EXERCISE GOAL> Each line below should be quoted exactly, please.

RECORDS FOR THE EXERCISE>
------------------------------------------------------------------------

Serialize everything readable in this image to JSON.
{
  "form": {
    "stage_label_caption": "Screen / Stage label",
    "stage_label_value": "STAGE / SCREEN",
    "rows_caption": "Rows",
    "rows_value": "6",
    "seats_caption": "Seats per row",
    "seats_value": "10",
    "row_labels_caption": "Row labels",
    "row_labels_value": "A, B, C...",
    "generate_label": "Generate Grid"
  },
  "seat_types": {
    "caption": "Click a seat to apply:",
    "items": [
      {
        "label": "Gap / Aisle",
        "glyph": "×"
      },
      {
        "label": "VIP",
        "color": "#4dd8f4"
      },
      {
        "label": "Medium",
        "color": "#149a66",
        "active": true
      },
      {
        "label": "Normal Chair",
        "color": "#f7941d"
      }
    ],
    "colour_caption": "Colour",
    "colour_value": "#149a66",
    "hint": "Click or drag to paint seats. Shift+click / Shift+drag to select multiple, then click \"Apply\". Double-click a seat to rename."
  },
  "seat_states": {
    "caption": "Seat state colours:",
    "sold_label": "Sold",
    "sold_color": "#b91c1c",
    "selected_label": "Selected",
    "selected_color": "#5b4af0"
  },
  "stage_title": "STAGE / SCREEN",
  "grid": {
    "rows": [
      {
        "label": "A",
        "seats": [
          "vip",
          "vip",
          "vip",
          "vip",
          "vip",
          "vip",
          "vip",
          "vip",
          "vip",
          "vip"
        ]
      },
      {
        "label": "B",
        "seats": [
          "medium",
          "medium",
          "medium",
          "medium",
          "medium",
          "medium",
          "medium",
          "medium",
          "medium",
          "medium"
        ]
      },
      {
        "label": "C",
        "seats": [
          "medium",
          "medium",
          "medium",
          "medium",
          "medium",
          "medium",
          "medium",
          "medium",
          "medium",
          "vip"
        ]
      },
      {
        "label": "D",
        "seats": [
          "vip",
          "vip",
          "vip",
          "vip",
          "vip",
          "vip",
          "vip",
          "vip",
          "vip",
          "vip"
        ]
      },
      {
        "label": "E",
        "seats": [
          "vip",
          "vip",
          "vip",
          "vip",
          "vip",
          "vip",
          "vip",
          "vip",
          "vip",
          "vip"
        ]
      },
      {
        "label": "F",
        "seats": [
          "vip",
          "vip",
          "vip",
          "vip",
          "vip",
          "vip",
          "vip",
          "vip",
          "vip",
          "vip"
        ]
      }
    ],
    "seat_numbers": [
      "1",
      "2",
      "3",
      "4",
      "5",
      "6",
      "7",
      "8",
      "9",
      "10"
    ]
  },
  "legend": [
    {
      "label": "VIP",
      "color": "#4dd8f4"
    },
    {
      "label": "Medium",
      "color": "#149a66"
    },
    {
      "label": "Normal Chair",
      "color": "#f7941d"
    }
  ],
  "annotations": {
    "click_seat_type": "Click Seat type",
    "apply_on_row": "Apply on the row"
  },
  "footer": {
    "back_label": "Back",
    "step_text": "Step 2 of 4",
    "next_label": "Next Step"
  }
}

------------------------------------------------------------------------

CORRECT ANSWER>
Serialize everything readable in this image to JSON.
{
  "form": {
    "stage_label_caption": "Screen / Stage label",
    "stage_label_value": "STAGE / SCREEN",
    "rows_caption": "Rows",
    "rows_value": "6",
    "seats_caption": "Seats per row",
    "seats_value": "10",
    "row_labels_caption": "Row labels",
    "row_labels_value": "A, B, C...",
    "generate_label": "Generate Grid"
  },
  "seat_types": {
    "caption": "Click a seat to apply:",
    "items": [
      {
        "label": "Gap / Aisle",
        "glyph": "×"
      },
      {
        "label": "VIP",
        "color": "#4dd8f4"
      },
      {
        "label": "Medium",
        "color": "#149a66",
        "active": true
      },
      {
        "label": "Normal Chair",
        "color": "#f7941d"
      }
    ],
    "colour_caption": "Colour",
    "colour_value": "#149a66",
    "hint": "Click or drag to paint seats. Shift+click / Shift+drag to select multiple, then click \"Apply\". Double-click a seat to rename."
  },
  "seat_states": {
    "caption": "Seat state colours:",
    "sold_label": "Sold",
    "sold_color": "#b91c1c",
    "selected_label": "Selected",
    "selected_color": "#5b4af0"
  },
  "stage_title": "STAGE / SCREEN",
  "grid": {
    "rows": [
      {
        "label": "A",
        "seats": [
          "vip",
          "vip",
          "vip",
          "vip",
          "vip",
          "vip",
          "vip",
          "vip",
          "vip",
          "vip"
        ]
      },
      {
        "label": "B",
        "seats": [
          "medium",
          "medium",
          "medium",
          "medium",
          "medium",
          "medium",
          "medium",
          "medium",
          "medium",
          "medium"
        ]
      },
      {
        "label": "C",
        "seats": [
          "medium",
          "medium",
          "medium",
          "medium",
          "medium",
          "medium",
          "medium",
          "medium",
          "medium",
          "vip"
        ]
      },
      {
        "label": "D",
        "seats": [
          "vip",
          "vip",
          "vip",
          "vip",
          "vip",
          "vip",
          "vip",
          "vip",
          "vip",
          "vip"
        ]
      },
      {
        "label": "E",
        "seats": [
          "vip",
          "vip",
          "vip",
          "vip",
          "vip",
          "vip",
          "vip",
          "vip",
          "vip",
          "vip"
        ]
      },
      {
        "label": "F",
        "seats": [
          "vip",
          "vip",
          "vip",
          "vip",
          "vip",
          "vip",
          "vip",
          "vip",
          "vip",
          "vip"
        ]
      }
    ],
    "seat_numbers": [
      "1",
      "2",
      "3",
      "4",
      "5",
      "6",
      "7",
      "8",
      "9",
      "10"
    ]
  },
  "legend": [
    {
      "label": "VIP",
      "color": "#4dd8f4"
    },
    {
      "label": "Medium",
      "color": "#149a66"
    },
    {
      "label": "Normal Chair",
      "color": "#f7941d"
    }
  ],
  "annotations": {
    "click_seat_type": "Click Seat type",
    "apply_on_row": "Apply on the row"
  },
  "footer": {
    "back_label": "Back",
    "step_text": "Step 2 of 4",
    "next_label": "Next Step"
  }
}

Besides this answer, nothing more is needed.